> [What is required]: Provide only the number of lines in the data below that contain the string "sont".

> [Supplied records]:

▬▬▬▬▬▬

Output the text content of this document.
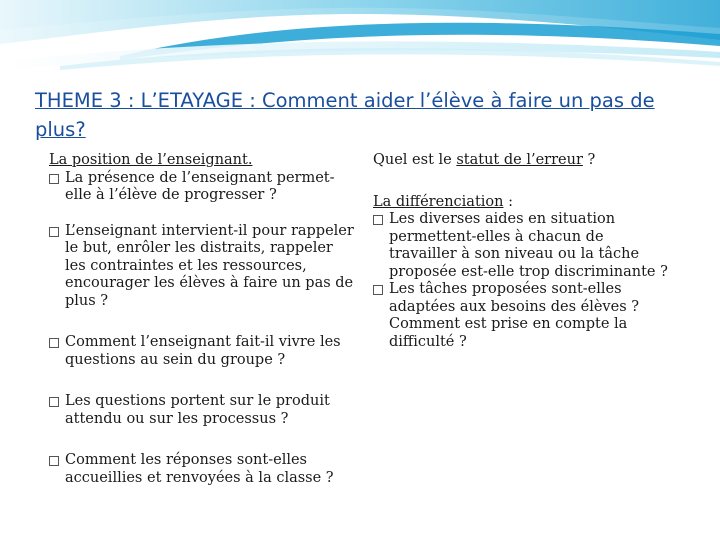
THEME 3 : L’ETAYAGE : Comment aider l’élève à faire un pas de plus?
La position de l’enseignant.
La présence de l’enseignant permet-elle à l’élève de progresser ?
L’enseignant intervient-il pour rappeler le but, enrôler les distraits, rappeler les contraintes et les ressources, encourager les élèves à faire un pas de plus ?
Comment l’enseignant fait-il vivre les questions au sein du groupe ?
Les questions portent sur le produit attendu ou sur les processus ?
Comment les réponses sont-elles accueillies et renvoyées à la classe ?
Quel est le statut de l’erreur ?
La différenciation :
Les diverses aides en situation permettent-elles à chacun de travailler à son niveau ou la tâche proposée est-elle trop discriminante ?
Les tâches proposées sont-elles adaptées aux besoins des élèves ? Comment est prise en compte la difficulté ?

▬▬▬▬▬▬

> [Exercise result]: 2